Stated problem.
Set down the material below word for word, excluding the pictures.

>> Begin Data provided

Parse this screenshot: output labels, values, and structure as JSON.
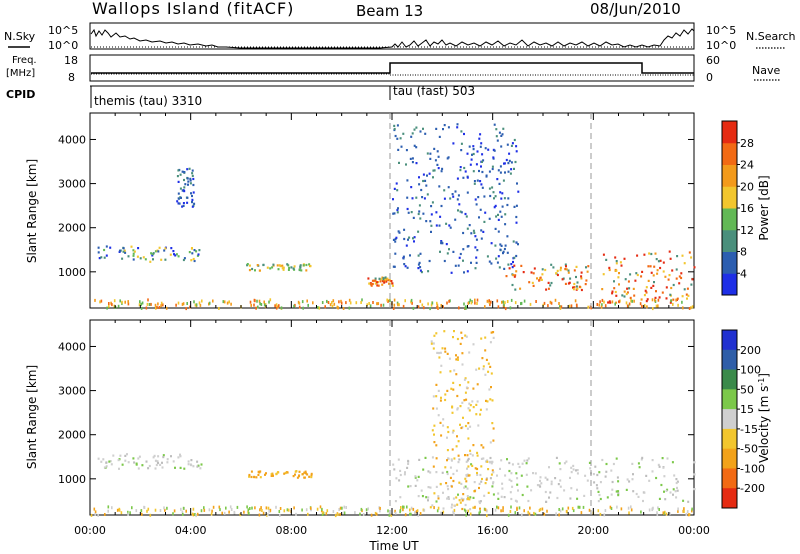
{
  "header": {
    "title": "Wallops Island (fitACF)",
    "beam": "Beam 13",
    "date": "08/Jun/2010"
  },
  "status_panel": {
    "nsky_label": "N.Sky",
    "nsearch_label": "N.Search",
    "freq_label_line1": "Freq.",
    "freq_label_line2": "[MHz]",
    "nave_label": "Nave",
    "cpid_label": "CPID",
    "nsky_ticks": [
      "10^5",
      "10^0"
    ],
    "nsearch_ticks": [
      "10^5",
      "10^0"
    ],
    "freq_ticks": [
      "18",
      "8"
    ],
    "nave_ticks": [
      "60",
      "0"
    ],
    "cpid_segments": [
      {
        "name": "themis (tau) 3310",
        "start_hour": 0,
        "end_hour": 12
      },
      {
        "name": "tau (fast) 503",
        "start_hour": 12,
        "end_hour": 24
      }
    ]
  },
  "chart_data": [
    {
      "type": "heatmap",
      "panel": "power",
      "ylabel": "Slant Range [km]",
      "xlabel": "",
      "ylim": [
        180,
        4600
      ],
      "xlim": [
        0,
        24
      ],
      "y_ticks": [
        1000,
        2000,
        3000,
        4000
      ],
      "colorbar": {
        "label": "Power [dB]",
        "ticks": [
          4,
          8,
          12,
          16,
          20,
          24,
          28
        ],
        "colors": [
          "#1e2fe6",
          "#2c5eb0",
          "#4a8f7c",
          "#62b855",
          "#f2c62e",
          "#f39a1b",
          "#f26a14",
          "#e52b12"
        ]
      },
      "regions": [
        {
          "t": [
            0.3,
            4.5
          ],
          "r": [
            1250,
            1600
          ],
          "level": "low-mid"
        },
        {
          "t": [
            3.4,
            4.1
          ],
          "r": [
            2500,
            3400
          ],
          "level": "low"
        },
        {
          "t": [
            6.2,
            8.8
          ],
          "r": [
            1050,
            1200
          ],
          "level": "mid"
        },
        {
          "t": [
            11.0,
            12.0
          ],
          "r": [
            700,
            900
          ],
          "level": "high"
        },
        {
          "t": [
            12.0,
            17.0
          ],
          "r": [
            1000,
            4400
          ],
          "level": "low"
        },
        {
          "t": [
            16.5,
            19.8
          ],
          "r": [
            600,
            1200
          ],
          "level": "high"
        },
        {
          "t": [
            20.3,
            24.0
          ],
          "r": [
            300,
            1500
          ],
          "level": "very-high"
        }
      ]
    },
    {
      "type": "heatmap",
      "panel": "velocity",
      "ylabel": "Slant Range [km]",
      "xlabel": "Time UT",
      "ylim": [
        180,
        4600
      ],
      "xlim": [
        0,
        24
      ],
      "y_ticks": [
        1000,
        2000,
        3000,
        4000
      ],
      "x_tick_labels": [
        "00:00",
        "04:00",
        "08:00",
        "12:00",
        "16:00",
        "20:00",
        "00:00"
      ],
      "colorbar": {
        "label": "Velocity [m s^-1]",
        "ticks": [
          "200",
          "100",
          "50",
          "15",
          "-15",
          "-50",
          "-100",
          "-200"
        ],
        "colors": [
          "#2030d0",
          "#2f5ea8",
          "#3a8a4a",
          "#7cc84a",
          "#cfcfcf",
          "#f2c62e",
          "#f2a21a",
          "#f26a14",
          "#e52b12"
        ]
      },
      "regions": [
        {
          "t": [
            0.3,
            4.5
          ],
          "r": [
            1250,
            1600
          ],
          "level": "grey"
        },
        {
          "t": [
            6.2,
            8.8
          ],
          "r": [
            1050,
            1200
          ],
          "level": "orange"
        },
        {
          "t": [
            12.0,
            24.0
          ],
          "r": [
            500,
            1500
          ],
          "level": "grey"
        },
        {
          "t": [
            13.5,
            16.0
          ],
          "r": [
            300,
            4400
          ],
          "level": "yellow"
        }
      ]
    }
  ]
}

>> End Data provided

Answer to the problem.
Parse this screenshot: output labels, values, and structure as JSON.
{
  "header": {
    "title": "Wallops Island (fitACF)",
    "beam": "Beam 13",
    "date": "08/Jun/2010"
  },
  "status_panel": {
    "nsky_label": "N.Sky",
    "nsearch_label": "N.Search",
    "freq_label_line1": "Freq.",
    "freq_label_line2": "[MHz]",
    "nave_label": "Nave",
    "cpid_label": "CPID",
    "nsky_ticks": [
      "10^5",
      "10^0"
    ],
    "nsearch_ticks": [
      "10^5",
      "10^0"
    ],
    "freq_ticks": [
      "18",
      "8"
    ],
    "nave_ticks": [
      "60",
      "0"
    ],
    "cpid_segments": [
      {
        "name": "themis (tau) 3310",
        "start_hour": 0,
        "end_hour": 12
      },
      {
        "name": "tau (fast) 503",
        "start_hour": 12,
        "end_hour": 24
      }
    ]
  },
  "chart_data": [
    {
      "type": "heatmap",
      "panel": "power",
      "ylabel": "Slant Range [km]",
      "xlabel": "",
      "ylim": [
        180,
        4600
      ],
      "xlim": [
        0,
        24
      ],
      "y_ticks": [
        1000,
        2000,
        3000,
        4000
      ],
      "colorbar": {
        "label": "Power [dB]",
        "ticks": [
          4,
          8,
          12,
          16,
          20,
          24,
          28
        ],
        "colors": [
          "#1e2fe6",
          "#2c5eb0",
          "#4a8f7c",
          "#62b855",
          "#f2c62e",
          "#f39a1b",
          "#f26a14",
          "#e52b12"
        ]
      },
      "regions": [
        {
          "t": [
            0.3,
            4.5
          ],
          "r": [
            1250,
            1600
          ],
          "level": "low-mid"
        },
        {
          "t": [
            3.4,
            4.1
          ],
          "r": [
            2500,
            3400
          ],
          "level": "low"
        },
        {
          "t": [
            6.2,
            8.8
          ],
          "r": [
            1050,
            1200
          ],
          "level": "mid"
        },
        {
          "t": [
            11.0,
            12.0
          ],
          "r": [
            700,
            900
          ],
          "level": "high"
        },
        {
          "t": [
            12.0,
            17.0
          ],
          "r": [
            1000,
            4400
          ],
          "level": "low"
        },
        {
          "t": [
            16.5,
            19.8
          ],
          "r": [
            600,
            1200
          ],
          "level": "high"
        },
        {
          "t": [
            20.3,
            24.0
          ],
          "r": [
            300,
            1500
          ],
          "level": "very-high"
        }
      ]
    },
    {
      "type": "heatmap",
      "panel": "velocity",
      "ylabel": "Slant Range [km]",
      "xlabel": "Time UT",
      "ylim": [
        180,
        4600
      ],
      "xlim": [
        0,
        24
      ],
      "y_ticks": [
        1000,
        2000,
        3000,
        4000
      ],
      "x_tick_labels": [
        "00:00",
        "04:00",
        "08:00",
        "12:00",
        "16:00",
        "20:00",
        "00:00"
      ],
      "colorbar": {
        "label": "Velocity [m s^-1]",
        "ticks": [
          "200",
          "100",
          "50",
          "15",
          "-15",
          "-50",
          "-100",
          "-200"
        ],
        "colors": [
          "#2030d0",
          "#2f5ea8",
          "#3a8a4a",
          "#7cc84a",
          "#cfcfcf",
          "#f2c62e",
          "#f2a21a",
          "#f26a14",
          "#e52b12"
        ]
      },
      "regions": [
        {
          "t": [
            0.3,
            4.5
          ],
          "r": [
            1250,
            1600
          ],
          "level": "grey"
        },
        {
          "t": [
            6.2,
            8.8
          ],
          "r": [
            1050,
            1200
          ],
          "level": "orange"
        },
        {
          "t": [
            12.0,
            24.0
          ],
          "r": [
            500,
            1500
          ],
          "level": "grey"
        },
        {
          "t": [
            13.5,
            16.0
          ],
          "r": [
            300,
            4400
          ],
          "level": "yellow"
        }
      ]
    }
  ]
}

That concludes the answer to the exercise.